Stated exercise: Repeat the records below exactly.

Dataset rows about figures:
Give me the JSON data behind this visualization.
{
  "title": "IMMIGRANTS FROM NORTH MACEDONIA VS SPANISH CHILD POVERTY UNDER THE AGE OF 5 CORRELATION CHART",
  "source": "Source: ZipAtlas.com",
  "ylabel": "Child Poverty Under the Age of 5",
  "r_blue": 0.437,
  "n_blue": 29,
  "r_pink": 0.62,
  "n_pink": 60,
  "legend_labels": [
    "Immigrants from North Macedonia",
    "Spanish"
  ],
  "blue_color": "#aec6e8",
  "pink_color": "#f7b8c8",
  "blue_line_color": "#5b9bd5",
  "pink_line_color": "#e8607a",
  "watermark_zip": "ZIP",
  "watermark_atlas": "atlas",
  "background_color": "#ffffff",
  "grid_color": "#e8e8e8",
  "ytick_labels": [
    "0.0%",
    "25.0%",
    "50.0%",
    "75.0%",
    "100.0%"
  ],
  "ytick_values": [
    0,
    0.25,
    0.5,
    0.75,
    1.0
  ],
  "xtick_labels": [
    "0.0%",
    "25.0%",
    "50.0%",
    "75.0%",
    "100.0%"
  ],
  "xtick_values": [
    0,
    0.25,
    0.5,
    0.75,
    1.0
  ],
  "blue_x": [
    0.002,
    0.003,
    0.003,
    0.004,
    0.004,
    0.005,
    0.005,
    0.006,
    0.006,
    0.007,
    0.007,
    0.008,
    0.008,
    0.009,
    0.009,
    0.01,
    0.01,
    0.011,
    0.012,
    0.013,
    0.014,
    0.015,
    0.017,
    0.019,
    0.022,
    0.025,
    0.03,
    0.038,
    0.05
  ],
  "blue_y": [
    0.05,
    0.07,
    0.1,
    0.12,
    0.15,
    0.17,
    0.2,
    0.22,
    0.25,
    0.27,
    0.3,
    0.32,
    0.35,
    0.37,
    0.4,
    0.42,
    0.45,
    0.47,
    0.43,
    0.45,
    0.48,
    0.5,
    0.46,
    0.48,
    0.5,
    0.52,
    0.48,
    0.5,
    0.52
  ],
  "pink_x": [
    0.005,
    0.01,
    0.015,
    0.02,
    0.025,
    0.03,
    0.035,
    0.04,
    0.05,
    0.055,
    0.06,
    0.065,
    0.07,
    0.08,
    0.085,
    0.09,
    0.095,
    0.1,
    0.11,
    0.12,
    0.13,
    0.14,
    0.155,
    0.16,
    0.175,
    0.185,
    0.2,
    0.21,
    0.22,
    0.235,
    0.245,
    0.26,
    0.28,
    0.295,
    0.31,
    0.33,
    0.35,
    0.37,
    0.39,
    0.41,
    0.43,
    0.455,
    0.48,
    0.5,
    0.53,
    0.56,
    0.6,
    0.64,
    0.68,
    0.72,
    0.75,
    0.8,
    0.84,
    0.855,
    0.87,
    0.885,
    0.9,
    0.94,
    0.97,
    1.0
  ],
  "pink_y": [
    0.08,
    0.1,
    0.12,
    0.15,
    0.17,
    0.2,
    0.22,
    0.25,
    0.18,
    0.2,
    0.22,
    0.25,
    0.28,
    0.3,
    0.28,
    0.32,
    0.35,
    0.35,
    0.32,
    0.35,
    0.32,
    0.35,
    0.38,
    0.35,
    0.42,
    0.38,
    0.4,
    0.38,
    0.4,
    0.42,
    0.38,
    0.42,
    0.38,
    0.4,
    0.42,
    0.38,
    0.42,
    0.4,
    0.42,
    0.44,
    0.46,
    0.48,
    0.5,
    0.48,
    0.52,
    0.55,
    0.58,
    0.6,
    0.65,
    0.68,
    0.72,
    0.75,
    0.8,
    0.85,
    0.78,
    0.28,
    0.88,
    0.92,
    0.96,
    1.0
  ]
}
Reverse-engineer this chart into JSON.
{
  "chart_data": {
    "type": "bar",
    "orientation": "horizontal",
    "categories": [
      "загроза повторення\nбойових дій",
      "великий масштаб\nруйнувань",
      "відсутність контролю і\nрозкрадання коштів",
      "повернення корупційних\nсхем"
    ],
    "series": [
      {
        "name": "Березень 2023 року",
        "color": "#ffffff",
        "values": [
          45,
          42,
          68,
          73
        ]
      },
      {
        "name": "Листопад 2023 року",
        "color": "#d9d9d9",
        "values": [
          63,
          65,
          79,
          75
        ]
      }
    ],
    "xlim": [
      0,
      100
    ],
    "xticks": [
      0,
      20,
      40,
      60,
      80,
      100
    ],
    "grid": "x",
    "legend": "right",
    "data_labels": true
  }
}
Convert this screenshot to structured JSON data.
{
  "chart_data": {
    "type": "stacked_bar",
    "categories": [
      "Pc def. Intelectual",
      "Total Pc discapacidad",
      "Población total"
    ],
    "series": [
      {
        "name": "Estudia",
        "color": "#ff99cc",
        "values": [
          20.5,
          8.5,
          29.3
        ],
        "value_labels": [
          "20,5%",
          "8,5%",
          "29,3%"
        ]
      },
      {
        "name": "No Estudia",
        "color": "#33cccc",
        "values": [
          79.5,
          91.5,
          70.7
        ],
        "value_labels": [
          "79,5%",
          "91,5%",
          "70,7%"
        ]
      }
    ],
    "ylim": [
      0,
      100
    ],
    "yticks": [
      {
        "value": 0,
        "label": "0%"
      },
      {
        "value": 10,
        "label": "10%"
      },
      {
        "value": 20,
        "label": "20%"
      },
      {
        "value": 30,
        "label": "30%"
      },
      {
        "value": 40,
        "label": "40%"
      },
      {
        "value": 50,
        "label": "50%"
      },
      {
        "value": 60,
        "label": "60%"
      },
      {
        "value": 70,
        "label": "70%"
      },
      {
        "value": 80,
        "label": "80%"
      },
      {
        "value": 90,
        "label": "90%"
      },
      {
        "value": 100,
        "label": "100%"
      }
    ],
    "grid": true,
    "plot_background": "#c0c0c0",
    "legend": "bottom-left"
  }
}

Finished answer:
Give me the JSON data behind this visualization.
{
  "title": "IMMIGRANTS FROM NORTH MACEDONIA VS SPANISH CHILD POVERTY UNDER THE AGE OF 5 CORRELATION CHART",
  "source": "Source: ZipAtlas.com",
  "ylabel": "Child Poverty Under the Age of 5",
  "r_blue": 0.437,
  "n_blue": 29,
  "r_pink": 0.62,
  "n_pink": 60,
  "legend_labels": [
    "Immigrants from North Macedonia",
    "Spanish"
  ],
  "blue_color": "#aec6e8",
  "pink_color": "#f7b8c8",
  "blue_line_color": "#5b9bd5",
  "pink_line_color": "#e8607a",
  "watermark_zip": "ZIP",
  "watermark_atlas": "atlas",
  "background_color": "#ffffff",
  "grid_color": "#e8e8e8",
  "ytick_labels": [
    "0.0%",
    "25.0%",
    "50.0%",
    "75.0%",
    "100.0%"
  ],
  "ytick_values": [
    0,
    0.25,
    0.5,
    0.75,
    1.0
  ],
  "xtick_labels": [
    "0.0%",
    "25.0%",
    "50.0%",
    "75.0%",
    "100.0%"
  ],
  "xtick_values": [
    0,
    0.25,
    0.5,
    0.75,
    1.0
  ],
  "blue_x": [
    0.002,
    0.003,
    0.003,
    0.004,
    0.004,
    0.005,
    0.005,
    0.006,
    0.006,
    0.007,
    0.007,
    0.008,
    0.008,
    0.009,
    0.009,
    0.01,
    0.01,
    0.011,
    0.012,
    0.013,
    0.014,
    0.015,
    0.017,
    0.019,
    0.022,
    0.025,
    0.03,
    0.038,
    0.05
  ],
  "blue_y": [
    0.05,
    0.07,
    0.1,
    0.12,
    0.15,
    0.17,
    0.2,
    0.22,
    0.25,
    0.27,
    0.3,
    0.32,
    0.35,
    0.37,
    0.4,
    0.42,
    0.45,
    0.47,
    0.43,
    0.45,
    0.48,
    0.5,
    0.46,
    0.48,
    0.5,
    0.52,
    0.48,
    0.5,
    0.52
  ],
  "pink_x": [
    0.005,
    0.01,
    0.015,
    0.02,
    0.025,
    0.03,
    0.035,
    0.04,
    0.05,
    0.055,
    0.06,
    0.065,
    0.07,
    0.08,
    0.085,
    0.09,
    0.095,
    0.1,
    0.11,
    0.12,
    0.13,
    0.14,
    0.155,
    0.16,
    0.175,
    0.185,
    0.2,
    0.21,
    0.22,
    0.235,
    0.245,
    0.26,
    0.28,
    0.295,
    0.31,
    0.33,
    0.35,
    0.37,
    0.39,
    0.41,
    0.43,
    0.455,
    0.48,
    0.5,
    0.53,
    0.56,
    0.6,
    0.64,
    0.68,
    0.72,
    0.75,
    0.8,
    0.84,
    0.855,
    0.87,
    0.885,
    0.9,
    0.94,
    0.97,
    1.0
  ],
  "pink_y": [
    0.08,
    0.1,
    0.12,
    0.15,
    0.17,
    0.2,
    0.22,
    0.25,
    0.18,
    0.2,
    0.22,
    0.25,
    0.28,
    0.3,
    0.28,
    0.32,
    0.35,
    0.35,
    0.32,
    0.35,
    0.32,
    0.35,
    0.38,
    0.35,
    0.42,
    0.38,
    0.4,
    0.38,
    0.4,
    0.42,
    0.38,
    0.42,
    0.38,
    0.4,
    0.42,
    0.38,
    0.42,
    0.4,
    0.42,
    0.44,
    0.46,
    0.48,
    0.5,
    0.48,
    0.52,
    0.55,
    0.58,
    0.6,
    0.65,
    0.68,
    0.72,
    0.75,
    0.8,
    0.85,
    0.78,
    0.28,
    0.88,
    0.92,
    0.96,
    1.0
  ]
}
Reverse-engineer this chart into JSON.
{
  "chart_data": {
    "type": "bar",
    "orientation": "horizontal",
    "categories": [
      "загроза повторення\nбойових дій",
      "великий масштаб\nруйнувань",
      "відсутність контролю і\nрозкрадання коштів",
      "повернення корупційних\nсхем"
    ],
    "series": [
      {
        "name": "Березень 2023 року",
        "color": "#ffffff",
        "values": [
          45,
          42,
          68,
          73
        ]
      },
      {
        "name": "Листопад 2023 року",
        "color": "#d9d9d9",
        "values": [
          63,
          65,
          79,
          75
        ]
      }
    ],
    "xlim": [
      0,
      100
    ],
    "xticks": [
      0,
      20,
      40,
      60,
      80,
      100
    ],
    "grid": "x",
    "legend": "right",
    "data_labels": true
  }
}
Convert this screenshot to structured JSON data.
{
  "chart_data": {
    "type": "stacked_bar",
    "categories": [
      "Pc def. Intelectual",
      "Total Pc discapacidad",
      "Población total"
    ],
    "series": [
      {
        "name": "Estudia",
        "color": "#ff99cc",
        "values": [
          20.5,
          8.5,
          29.3
        ],
        "value_labels": [
          "20,5%",
          "8,5%",
          "29,3%"
        ]
      },
      {
        "name": "No Estudia",
        "color": "#33cccc",
        "values": [
          79.5,
          91.5,
          70.7
        ],
        "value_labels": [
          "79,5%",
          "91,5%",
          "70,7%"
        ]
      }
    ],
    "ylim": [
      0,
      100
    ],
    "yticks": [
      {
        "value": 0,
        "label": "0%"
      },
      {
        "value": 10,
        "label": "10%"
      },
      {
        "value": 20,
        "label": "20%"
      },
      {
        "value": 30,
        "label": "30%"
      },
      {
        "value": 40,
        "label": "40%"
      },
      {
        "value": 50,
        "label": "50%"
      },
      {
        "value": 60,
        "label": "60%"
      },
      {
        "value": 70,
        "label": "70%"
      },
      {
        "value": 80,
        "label": "80%"
      },
      {
        "value": 90,
        "label": "90%"
      },
      {
        "value": 100,
        "label": "100%"
      }
    ],
    "grid": true,
    "plot_background": "#c0c0c0",
    "legend": "bottom-left"
  }
}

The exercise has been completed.